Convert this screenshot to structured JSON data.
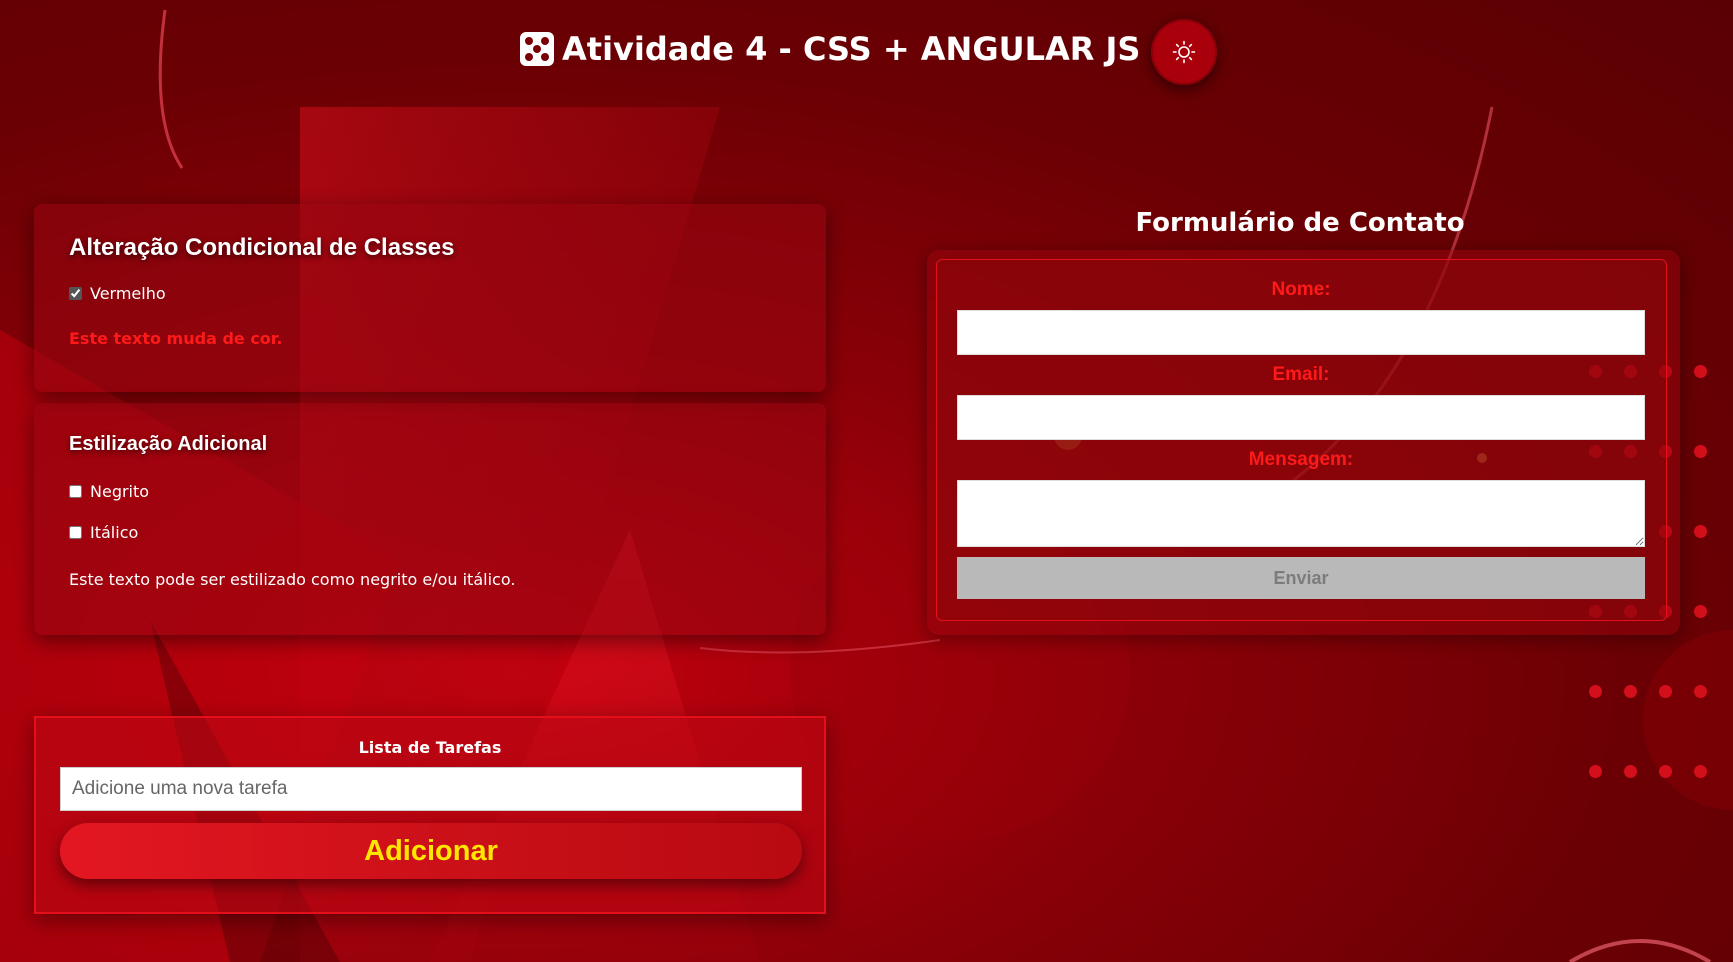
{
  "header": {
    "title": "Atividade 4 - CSS + ANGULAR JS",
    "dice_icon": "dice-five-icon",
    "theme_toggle_icon": "sun-icon"
  },
  "conditional_classes": {
    "title": "Alteração Condicional de Classes",
    "checkbox_label": "Vermelho",
    "checkbox_checked": true,
    "sample_text": "Este texto muda de cor."
  },
  "additional_styling": {
    "title": "Estilização Adicional",
    "bold_label": "Negrito",
    "bold_checked": false,
    "italic_label": "Itálico",
    "italic_checked": false,
    "sample_text": "Este texto pode ser estilizado como negrito e/ou itálico."
  },
  "tasks": {
    "title": "Lista de Tarefas",
    "input_placeholder": "Adicione uma nova tarefa",
    "input_value": "",
    "add_label": "Adicionar"
  },
  "contact_form": {
    "title": "Formulário de Contato",
    "name_label": "Nome:",
    "name_value": "",
    "email_label": "Email:",
    "email_value": "",
    "message_label": "Mensagem:",
    "message_value": "",
    "submit_label": "Enviar"
  },
  "colors": {
    "background": "#7a0005",
    "accent_red": "#ff1a1a",
    "button_text_yellow": "#ffe600",
    "disabled_button": "#b9b9b9"
  }
}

* * * * * * * * *

Prompt -> Retype each line of the listing above word for word. Exclude the pictures.

Expected answer ->
Convert this screenshot to structured JSON data.
{
  "header": {
    "title": "Atividade 4 - CSS + ANGULAR JS",
    "dice_icon": "dice-five-icon",
    "theme_toggle_icon": "sun-icon"
  },
  "conditional_classes": {
    "title": "Alteração Condicional de Classes",
    "checkbox_label": "Vermelho",
    "checkbox_checked": true,
    "sample_text": "Este texto muda de cor."
  },
  "additional_styling": {
    "title": "Estilização Adicional",
    "bold_label": "Negrito",
    "bold_checked": false,
    "italic_label": "Itálico",
    "italic_checked": false,
    "sample_text": "Este texto pode ser estilizado como negrito e/ou itálico."
  },
  "tasks": {
    "title": "Lista de Tarefas",
    "input_placeholder": "Adicione uma nova tarefa",
    "input_value": "",
    "add_label": "Adicionar"
  },
  "contact_form": {
    "title": "Formulário de Contato",
    "name_label": "Nome:",
    "name_value": "",
    "email_label": "Email:",
    "email_value": "",
    "message_label": "Mensagem:",
    "message_value": "",
    "submit_label": "Enviar"
  },
  "colors": {
    "background": "#7a0005",
    "accent_red": "#ff1a1a",
    "button_text_yellow": "#ffe600",
    "disabled_button": "#b9b9b9"
  }
}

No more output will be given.